## STATED PROBLEM
Repeat the full listing below verbatim and keep the images out.

## INPUT RECORDS
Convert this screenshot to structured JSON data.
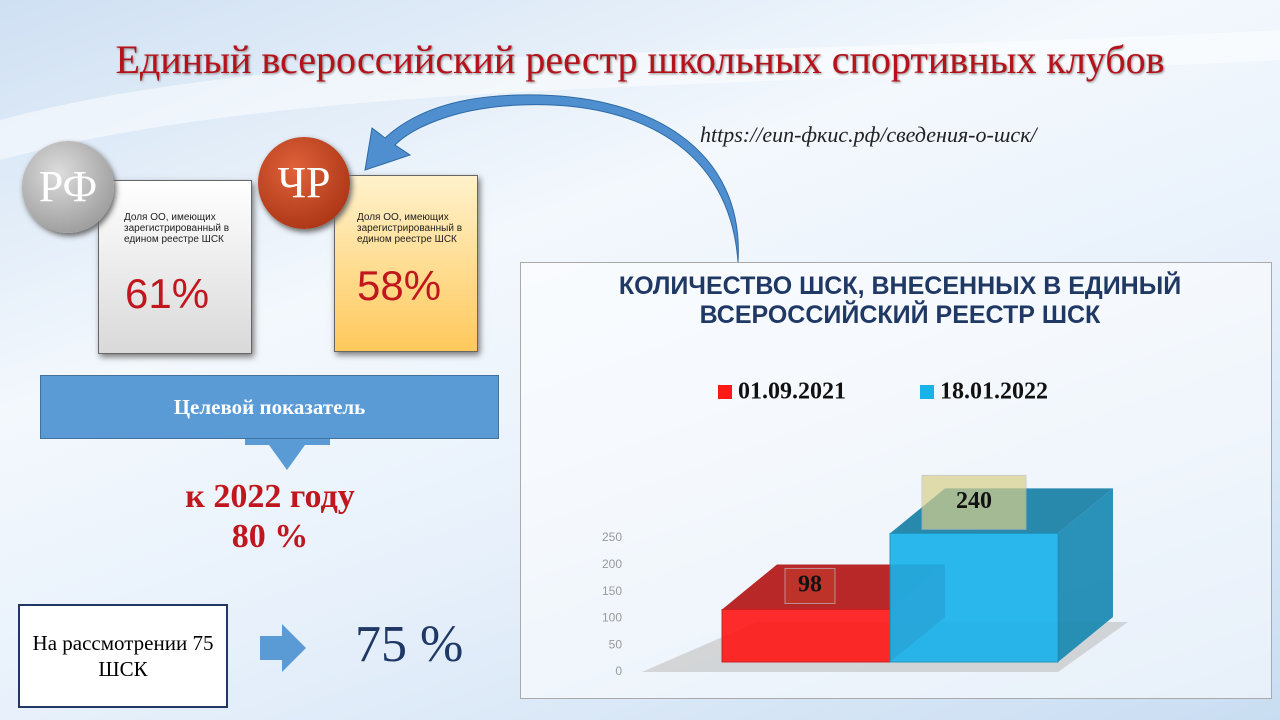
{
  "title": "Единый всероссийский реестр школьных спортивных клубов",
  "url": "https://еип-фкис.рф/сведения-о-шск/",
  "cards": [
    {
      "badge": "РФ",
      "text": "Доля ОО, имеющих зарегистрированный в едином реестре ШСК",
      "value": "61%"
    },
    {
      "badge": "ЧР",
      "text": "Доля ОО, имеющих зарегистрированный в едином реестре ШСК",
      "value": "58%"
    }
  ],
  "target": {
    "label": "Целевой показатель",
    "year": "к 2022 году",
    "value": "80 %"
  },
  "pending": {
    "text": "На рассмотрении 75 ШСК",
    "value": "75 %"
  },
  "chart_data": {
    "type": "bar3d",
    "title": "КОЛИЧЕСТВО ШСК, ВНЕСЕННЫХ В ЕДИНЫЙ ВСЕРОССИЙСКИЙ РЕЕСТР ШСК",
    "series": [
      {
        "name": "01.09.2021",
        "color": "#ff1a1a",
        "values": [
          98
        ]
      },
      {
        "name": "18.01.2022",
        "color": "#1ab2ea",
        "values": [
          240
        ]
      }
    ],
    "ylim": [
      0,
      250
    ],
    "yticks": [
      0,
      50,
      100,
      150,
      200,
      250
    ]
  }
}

## RESULT OF THE TASK
Convert this screenshot to structured JSON data.
{
  "title": "Единый всероссийский реестр школьных спортивных клубов",
  "url": "https://еип-фкис.рф/сведения-о-шск/",
  "cards": [
    {
      "badge": "РФ",
      "text": "Доля ОО, имеющих зарегистрированный в едином реестре ШСК",
      "value": "61%"
    },
    {
      "badge": "ЧР",
      "text": "Доля ОО, имеющих зарегистрированный в едином реестре ШСК",
      "value": "58%"
    }
  ],
  "target": {
    "label": "Целевой показатель",
    "year": "к 2022 году",
    "value": "80 %"
  },
  "pending": {
    "text": "На рассмотрении 75 ШСК",
    "value": "75 %"
  },
  "chart_data": {
    "type": "bar3d",
    "title": "КОЛИЧЕСТВО ШСК, ВНЕСЕННЫХ В ЕДИНЫЙ ВСЕРОССИЙСКИЙ РЕЕСТР ШСК",
    "series": [
      {
        "name": "01.09.2021",
        "color": "#ff1a1a",
        "values": [
          98
        ]
      },
      {
        "name": "18.01.2022",
        "color": "#1ab2ea",
        "values": [
          240
        ]
      }
    ],
    "ylim": [
      0,
      250
    ],
    "yticks": [
      0,
      50,
      100,
      150,
      200,
      250
    ]
  }
}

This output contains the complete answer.